S&P also said it is downgrading to ‘BBB-’ the $240 million senior debt issued by Hartford Life Inc.
It affirmed its ratings on the holding company, the holding company debt, and the property/casualty subsidiaries represented by the Hartford Fire group.
In its response, Moody’s Investors Service affirmed the credit ratings of The Hartford Financial Services Group Inc. and its key operating subsidiaries.
Moody’s changed the outlook on Hartford Life & Annuity Insurance Co. (insurance financial strength (IFS) at A3), which contains the majority of the group’s individual annuity business, to negative from stable. The outlook on The Hartford’s other life subsidiaries, P/C subsidiaries and holding company remains stable, according to Moody’s.
S&P lowered its counterparty credit and insurer financial strength ratings on most of the subsidiaries of Hartford Financial Services Group Inc. previously considered aggregated under Hartford Life: Hartford Life and Accident Insurance Co. (HLA), Hartford Life Insurance Co. (HLIC), Hartford Life and Annuity Insurance Co. (HLAI), Hartford International Life Reassurance Corp. (HILRE).
At the same time, S&P affirmed its ‘BBB/A-2′ ratings on HIG itself and those on its holding company debt, and its P/C insurance operating subsidiaries.
The ‘A-’ rating on American Maturity Life Insurance Co. (AML) was affirmed by SP. The outlook on HLAI is negative, and the outlook on all other Hartford entities is stable.
S&P said its rating actions reflect a change in its view of Hartford Life’s group status, given that its ultimate parent, HIG, intends to withdraw sales of individual annuities while seeking to sell its individual life and retirement plan businesses. The revised ratings are based on each subsidiaries’ stand-alone credit characteristics and the reduced implied support from the parent, S&P said.
S&P said it expects HIG to “remain highly committed” to its consumer and commercial segments, where it enjoys leading market shares in the small commercial market segment and a long-term affinity relationship with AARP. The group benefits business (group life and disability insurance) remains a component of the commercial market, for which Hartford has indicated continued focus and commitment.
Hartford will discontinue new sales of domestic individual annuities on April 27, 2012, putting that business into run-off. The company will also initiate sales processes for its individual life and retirement plans businesses, as well as for Woodbury Financial Services, Hartford’s independent broker-dealer. For now, these businesses remain part of the consolidated group and retain their access to the strong consolidated capital resources and liquidity of the consolidated company, according to S&P.

● **THE EXERCISE**
Do these statements agree with the Hartford ratings text above? Answer yes or no for each and quote the deciding words from the text. (a) Moody's moved its outlook on Hartford Life & Annuity Insurance Co. from stable to negative. (b) S&P lowered its ratings on HIG itself. (c) Hartford plans to keep Woodbury Financial Services rather than sell it.

● **RAW DATA**
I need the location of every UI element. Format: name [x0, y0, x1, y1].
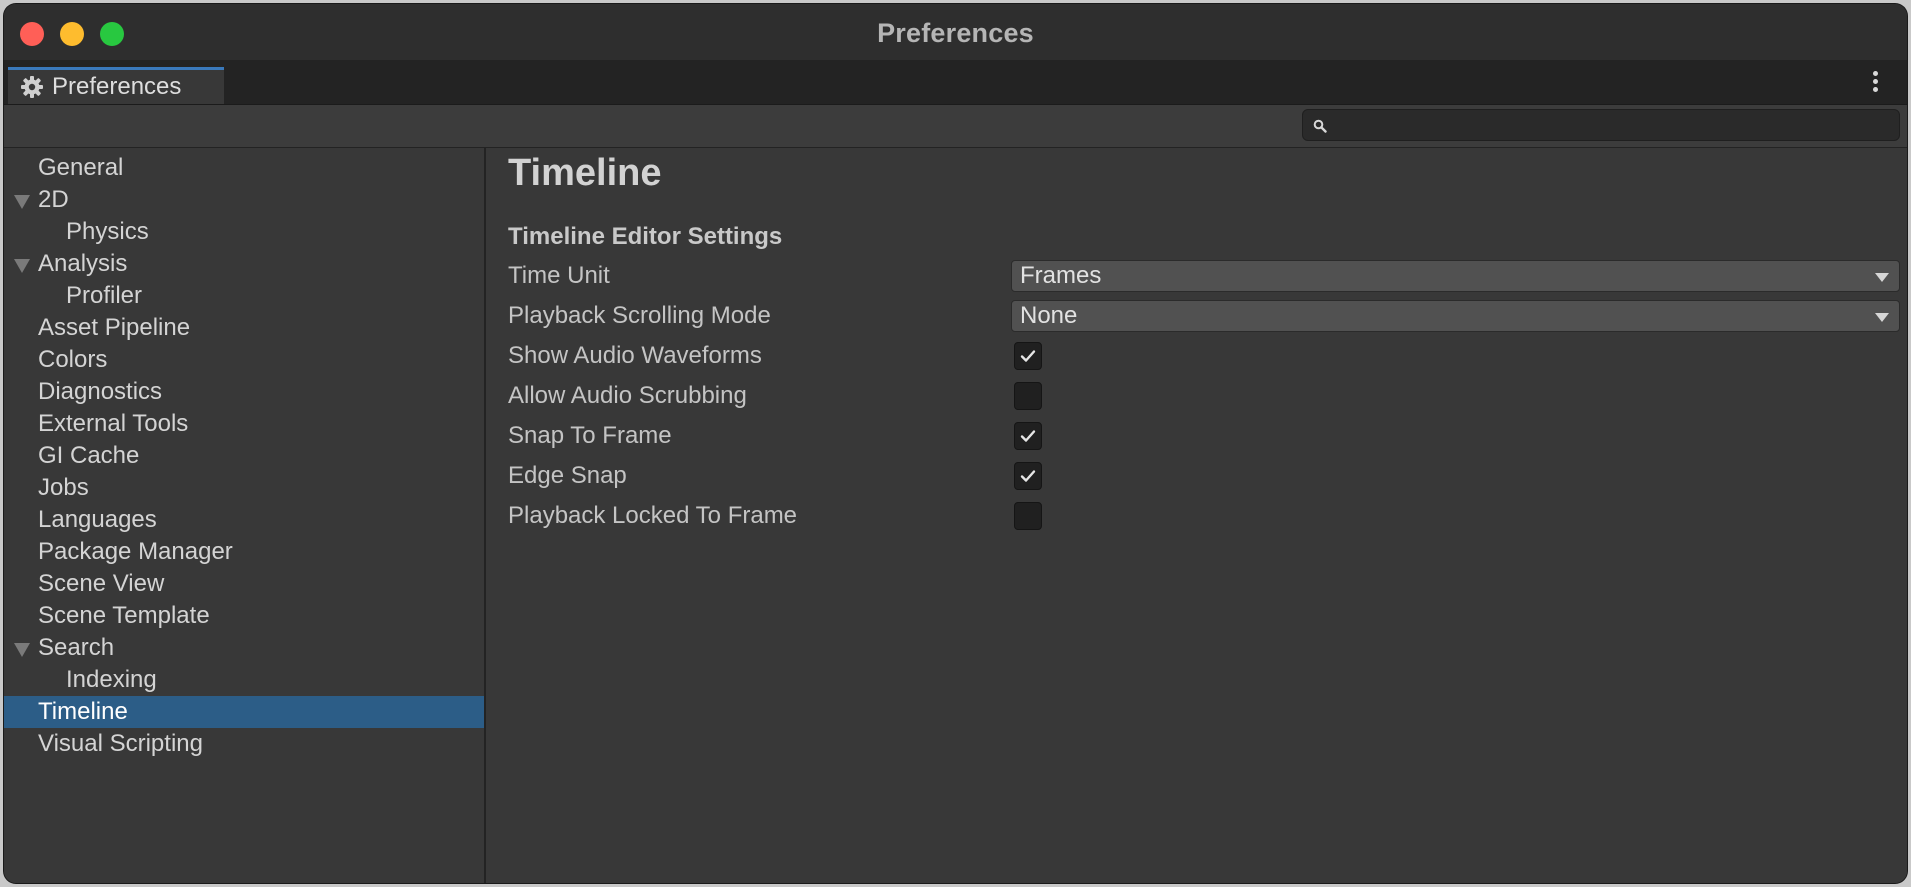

● **RESPONSE**
(a) Yes: "Moody’s changed the outlook on Hartford Life & Annuity Insurance Co. (insurance financial strength (IFS) at A3), which contains the majority of the group’s individual annuity business, to negative from stable."
(b) No: "S&P affirmed its ‘BBB/A-2′ ratings on HIG itself"
(c) No: "The company will also initiate sales processes for its individual life and retirement plans businesses, as well as for Woodbury Financial Services, Hartford’s independent broker-dealer."